What you need to do:
Please write out the material below exactly as given.

Records for processing:
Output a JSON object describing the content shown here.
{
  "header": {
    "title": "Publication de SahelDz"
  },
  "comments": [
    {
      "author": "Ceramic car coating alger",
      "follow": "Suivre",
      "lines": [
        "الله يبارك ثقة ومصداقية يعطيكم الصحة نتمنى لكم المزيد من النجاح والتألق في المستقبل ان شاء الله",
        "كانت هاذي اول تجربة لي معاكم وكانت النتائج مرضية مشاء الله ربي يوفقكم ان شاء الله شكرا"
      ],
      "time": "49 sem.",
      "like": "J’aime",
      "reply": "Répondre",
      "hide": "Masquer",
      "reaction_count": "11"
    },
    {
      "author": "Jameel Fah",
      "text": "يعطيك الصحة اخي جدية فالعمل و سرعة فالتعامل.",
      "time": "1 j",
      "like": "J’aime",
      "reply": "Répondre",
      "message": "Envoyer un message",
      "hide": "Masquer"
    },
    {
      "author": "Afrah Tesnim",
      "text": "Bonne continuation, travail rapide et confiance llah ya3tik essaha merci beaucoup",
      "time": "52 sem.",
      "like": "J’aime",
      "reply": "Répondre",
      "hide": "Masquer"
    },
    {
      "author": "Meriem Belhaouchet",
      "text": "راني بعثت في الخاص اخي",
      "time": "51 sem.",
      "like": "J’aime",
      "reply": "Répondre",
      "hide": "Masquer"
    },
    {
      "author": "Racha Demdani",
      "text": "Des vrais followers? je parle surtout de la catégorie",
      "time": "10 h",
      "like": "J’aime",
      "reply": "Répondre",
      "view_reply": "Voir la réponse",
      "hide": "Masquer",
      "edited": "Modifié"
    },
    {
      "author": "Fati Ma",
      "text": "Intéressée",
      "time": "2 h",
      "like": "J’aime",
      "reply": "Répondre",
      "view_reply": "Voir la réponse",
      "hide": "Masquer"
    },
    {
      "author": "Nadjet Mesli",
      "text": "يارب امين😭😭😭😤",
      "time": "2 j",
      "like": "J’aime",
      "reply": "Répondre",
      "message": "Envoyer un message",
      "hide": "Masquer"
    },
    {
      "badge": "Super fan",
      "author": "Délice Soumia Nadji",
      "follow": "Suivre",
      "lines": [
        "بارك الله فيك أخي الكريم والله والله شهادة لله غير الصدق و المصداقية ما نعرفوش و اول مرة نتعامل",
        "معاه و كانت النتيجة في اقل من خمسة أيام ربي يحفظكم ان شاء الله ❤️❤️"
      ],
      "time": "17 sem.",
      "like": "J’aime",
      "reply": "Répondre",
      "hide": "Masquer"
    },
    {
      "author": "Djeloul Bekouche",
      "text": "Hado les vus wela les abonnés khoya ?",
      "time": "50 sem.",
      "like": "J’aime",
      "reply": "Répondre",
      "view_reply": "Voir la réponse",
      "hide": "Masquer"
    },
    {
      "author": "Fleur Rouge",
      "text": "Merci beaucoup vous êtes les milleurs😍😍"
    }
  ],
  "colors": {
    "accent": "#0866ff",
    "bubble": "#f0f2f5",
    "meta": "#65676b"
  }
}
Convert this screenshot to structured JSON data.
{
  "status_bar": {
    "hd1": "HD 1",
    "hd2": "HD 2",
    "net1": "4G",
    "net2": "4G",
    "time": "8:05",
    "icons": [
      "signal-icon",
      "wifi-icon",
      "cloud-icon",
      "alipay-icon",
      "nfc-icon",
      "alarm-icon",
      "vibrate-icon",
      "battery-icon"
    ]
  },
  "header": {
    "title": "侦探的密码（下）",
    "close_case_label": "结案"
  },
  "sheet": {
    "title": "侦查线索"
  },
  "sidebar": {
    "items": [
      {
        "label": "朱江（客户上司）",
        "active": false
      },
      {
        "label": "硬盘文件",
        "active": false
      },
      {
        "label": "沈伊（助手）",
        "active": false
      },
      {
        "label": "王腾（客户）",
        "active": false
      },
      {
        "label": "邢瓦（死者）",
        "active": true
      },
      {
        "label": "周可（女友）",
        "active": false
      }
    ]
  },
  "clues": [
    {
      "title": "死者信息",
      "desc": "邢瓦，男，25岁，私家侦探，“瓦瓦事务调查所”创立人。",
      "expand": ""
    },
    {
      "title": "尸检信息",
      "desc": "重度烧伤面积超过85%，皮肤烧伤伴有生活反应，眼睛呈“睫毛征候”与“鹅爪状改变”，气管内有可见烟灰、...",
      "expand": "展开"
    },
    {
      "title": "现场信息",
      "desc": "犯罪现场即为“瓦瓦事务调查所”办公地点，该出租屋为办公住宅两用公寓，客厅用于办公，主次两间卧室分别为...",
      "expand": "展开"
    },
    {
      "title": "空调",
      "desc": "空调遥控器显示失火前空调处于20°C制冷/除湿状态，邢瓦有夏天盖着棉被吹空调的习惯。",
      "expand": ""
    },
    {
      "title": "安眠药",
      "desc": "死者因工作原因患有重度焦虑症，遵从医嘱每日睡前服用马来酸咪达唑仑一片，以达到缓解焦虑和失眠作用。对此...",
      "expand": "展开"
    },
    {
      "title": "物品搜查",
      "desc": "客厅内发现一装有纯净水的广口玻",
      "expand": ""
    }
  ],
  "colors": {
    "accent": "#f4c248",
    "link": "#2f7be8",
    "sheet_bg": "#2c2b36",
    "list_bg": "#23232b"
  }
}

Task response:
Output a JSON object describing the content shown here.
{
  "header": {
    "title": "Publication de SahelDz"
  },
  "comments": [
    {
      "author": "Ceramic car coating alger",
      "follow": "Suivre",
      "lines": [
        "الله يبارك ثقة ومصداقية يعطيكم الصحة نتمنى لكم المزيد من النجاح والتألق في المستقبل ان شاء الله",
        "كانت هاذي اول تجربة لي معاكم وكانت النتائج مرضية مشاء الله ربي يوفقكم ان شاء الله شكرا"
      ],
      "time": "49 sem.",
      "like": "J’aime",
      "reply": "Répondre",
      "hide": "Masquer",
      "reaction_count": "11"
    },
    {
      "author": "Jameel Fah",
      "text": "يعطيك الصحة اخي جدية فالعمل و سرعة فالتعامل.",
      "time": "1 j",
      "like": "J’aime",
      "reply": "Répondre",
      "message": "Envoyer un message",
      "hide": "Masquer"
    },
    {
      "author": "Afrah Tesnim",
      "text": "Bonne continuation, travail rapide et confiance llah ya3tik essaha merci beaucoup",
      "time": "52 sem.",
      "like": "J’aime",
      "reply": "Répondre",
      "hide": "Masquer"
    },
    {
      "author": "Meriem Belhaouchet",
      "text": "راني بعثت في الخاص اخي",
      "time": "51 sem.",
      "like": "J’aime",
      "reply": "Répondre",
      "hide": "Masquer"
    },
    {
      "author": "Racha Demdani",
      "text": "Des vrais followers? je parle surtout de la catégorie",
      "time": "10 h",
      "like": "J’aime",
      "reply": "Répondre",
      "view_reply": "Voir la réponse",
      "hide": "Masquer",
      "edited": "Modifié"
    },
    {
      "author": "Fati Ma",
      "text": "Intéressée",
      "time": "2 h",
      "like": "J’aime",
      "reply": "Répondre",
      "view_reply": "Voir la réponse",
      "hide": "Masquer"
    },
    {
      "author": "Nadjet Mesli",
      "text": "يارب امين😭😭😭😤",
      "time": "2 j",
      "like": "J’aime",
      "reply": "Répondre",
      "message": "Envoyer un message",
      "hide": "Masquer"
    },
    {
      "badge": "Super fan",
      "author": "Délice Soumia Nadji",
      "follow": "Suivre",
      "lines": [
        "بارك الله فيك أخي الكريم والله والله شهادة لله غير الصدق و المصداقية ما نعرفوش و اول مرة نتعامل",
        "معاه و كانت النتيجة في اقل من خمسة أيام ربي يحفظكم ان شاء الله ❤️❤️"
      ],
      "time": "17 sem.",
      "like": "J’aime",
      "reply": "Répondre",
      "hide": "Masquer"
    },
    {
      "author": "Djeloul Bekouche",
      "text": "Hado les vus wela les abonnés khoya ?",
      "time": "50 sem.",
      "like": "J’aime",
      "reply": "Répondre",
      "view_reply": "Voir la réponse",
      "hide": "Masquer"
    },
    {
      "author": "Fleur Rouge",
      "text": "Merci beaucoup vous êtes les milleurs😍😍"
    }
  ],
  "colors": {
    "accent": "#0866ff",
    "bubble": "#f0f2f5",
    "meta": "#65676b"
  }
}
Convert this screenshot to structured JSON data.
{
  "status_bar": {
    "hd1": "HD 1",
    "hd2": "HD 2",
    "net1": "4G",
    "net2": "4G",
    "time": "8:05",
    "icons": [
      "signal-icon",
      "wifi-icon",
      "cloud-icon",
      "alipay-icon",
      "nfc-icon",
      "alarm-icon",
      "vibrate-icon",
      "battery-icon"
    ]
  },
  "header": {
    "title": "侦探的密码（下）",
    "close_case_label": "结案"
  },
  "sheet": {
    "title": "侦查线索"
  },
  "sidebar": {
    "items": [
      {
        "label": "朱江（客户上司）",
        "active": false
      },
      {
        "label": "硬盘文件",
        "active": false
      },
      {
        "label": "沈伊（助手）",
        "active": false
      },
      {
        "label": "王腾（客户）",
        "active": false
      },
      {
        "label": "邢瓦（死者）",
        "active": true
      },
      {
        "label": "周可（女友）",
        "active": false
      }
    ]
  },
  "clues": [
    {
      "title": "死者信息",
      "desc": "邢瓦，男，25岁，私家侦探，“瓦瓦事务调查所”创立人。",
      "expand": ""
    },
    {
      "title": "尸检信息",
      "desc": "重度烧伤面积超过85%，皮肤烧伤伴有生活反应，眼睛呈“睫毛征候”与“鹅爪状改变”，气管内有可见烟灰、...",
      "expand": "展开"
    },
    {
      "title": "现场信息",
      "desc": "犯罪现场即为“瓦瓦事务调查所”办公地点，该出租屋为办公住宅两用公寓，客厅用于办公，主次两间卧室分别为...",
      "expand": "展开"
    },
    {
      "title": "空调",
      "desc": "空调遥控器显示失火前空调处于20°C制冷/除湿状态，邢瓦有夏天盖着棉被吹空调的习惯。",
      "expand": ""
    },
    {
      "title": "安眠药",
      "desc": "死者因工作原因患有重度焦虑症，遵从医嘱每日睡前服用马来酸咪达唑仑一片，以达到缓解焦虑和失眠作用。对此...",
      "expand": "展开"
    },
    {
      "title": "物品搜查",
      "desc": "客厅内发现一装有纯净水的广口玻",
      "expand": ""
    }
  ],
  "colors": {
    "accent": "#f4c248",
    "link": "#2f7be8",
    "sheet_bg": "#2c2b36",
    "list_bg": "#23232b"
  }
}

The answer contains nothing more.